Source material:
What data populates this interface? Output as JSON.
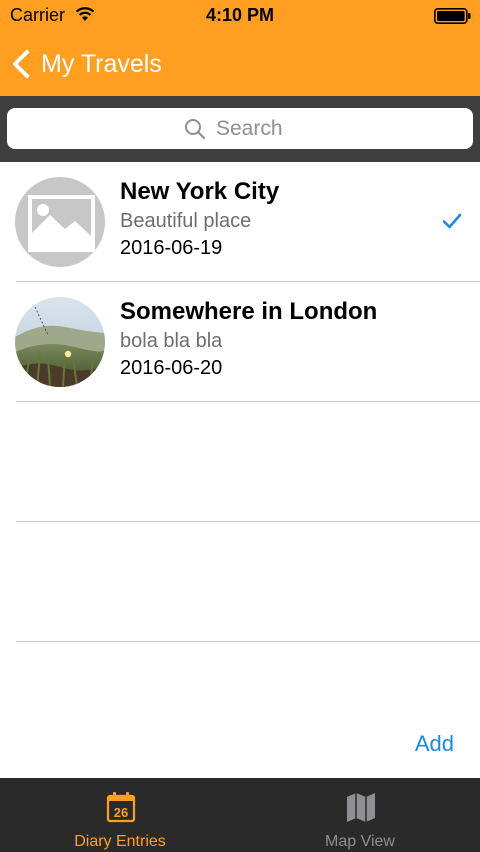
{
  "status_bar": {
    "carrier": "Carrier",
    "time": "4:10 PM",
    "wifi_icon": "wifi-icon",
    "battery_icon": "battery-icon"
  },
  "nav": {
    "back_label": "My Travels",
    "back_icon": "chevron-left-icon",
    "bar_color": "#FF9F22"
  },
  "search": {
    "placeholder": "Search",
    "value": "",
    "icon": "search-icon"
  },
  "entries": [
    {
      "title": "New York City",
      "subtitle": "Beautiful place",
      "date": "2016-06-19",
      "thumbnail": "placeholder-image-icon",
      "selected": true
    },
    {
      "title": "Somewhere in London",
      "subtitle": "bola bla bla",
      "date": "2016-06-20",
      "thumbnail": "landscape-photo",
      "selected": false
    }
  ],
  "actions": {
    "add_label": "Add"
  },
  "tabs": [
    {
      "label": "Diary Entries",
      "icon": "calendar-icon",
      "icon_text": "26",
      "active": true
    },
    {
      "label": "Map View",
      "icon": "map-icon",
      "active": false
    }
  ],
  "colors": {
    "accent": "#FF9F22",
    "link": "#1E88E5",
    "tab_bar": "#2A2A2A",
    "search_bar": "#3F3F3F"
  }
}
--
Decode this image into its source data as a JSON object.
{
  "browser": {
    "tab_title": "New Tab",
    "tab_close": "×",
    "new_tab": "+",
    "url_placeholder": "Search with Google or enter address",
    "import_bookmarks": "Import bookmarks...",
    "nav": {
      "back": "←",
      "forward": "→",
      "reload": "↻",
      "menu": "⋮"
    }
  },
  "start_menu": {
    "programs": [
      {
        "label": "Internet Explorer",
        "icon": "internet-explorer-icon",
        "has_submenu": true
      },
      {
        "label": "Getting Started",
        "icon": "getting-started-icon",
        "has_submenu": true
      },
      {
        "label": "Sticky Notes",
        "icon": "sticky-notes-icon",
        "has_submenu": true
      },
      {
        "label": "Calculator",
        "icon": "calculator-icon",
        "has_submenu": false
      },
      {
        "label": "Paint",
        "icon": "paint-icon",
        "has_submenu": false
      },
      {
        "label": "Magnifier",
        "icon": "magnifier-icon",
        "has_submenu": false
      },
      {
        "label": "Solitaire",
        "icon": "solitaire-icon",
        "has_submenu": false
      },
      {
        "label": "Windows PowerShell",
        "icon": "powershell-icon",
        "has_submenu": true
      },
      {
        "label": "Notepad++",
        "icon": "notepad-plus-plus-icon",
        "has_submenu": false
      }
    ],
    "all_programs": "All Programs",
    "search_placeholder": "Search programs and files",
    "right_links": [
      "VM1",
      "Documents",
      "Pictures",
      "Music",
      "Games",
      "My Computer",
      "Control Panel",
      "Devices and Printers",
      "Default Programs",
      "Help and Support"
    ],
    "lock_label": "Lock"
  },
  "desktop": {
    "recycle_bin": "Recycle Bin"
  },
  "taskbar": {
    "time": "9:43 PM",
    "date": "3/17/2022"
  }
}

What the exercise asks: Locate the lines above that contain "subtitle" and copy them.

Task answer:
      "subtitle": "Beautiful place",
      "subtitle": "bola bla bla",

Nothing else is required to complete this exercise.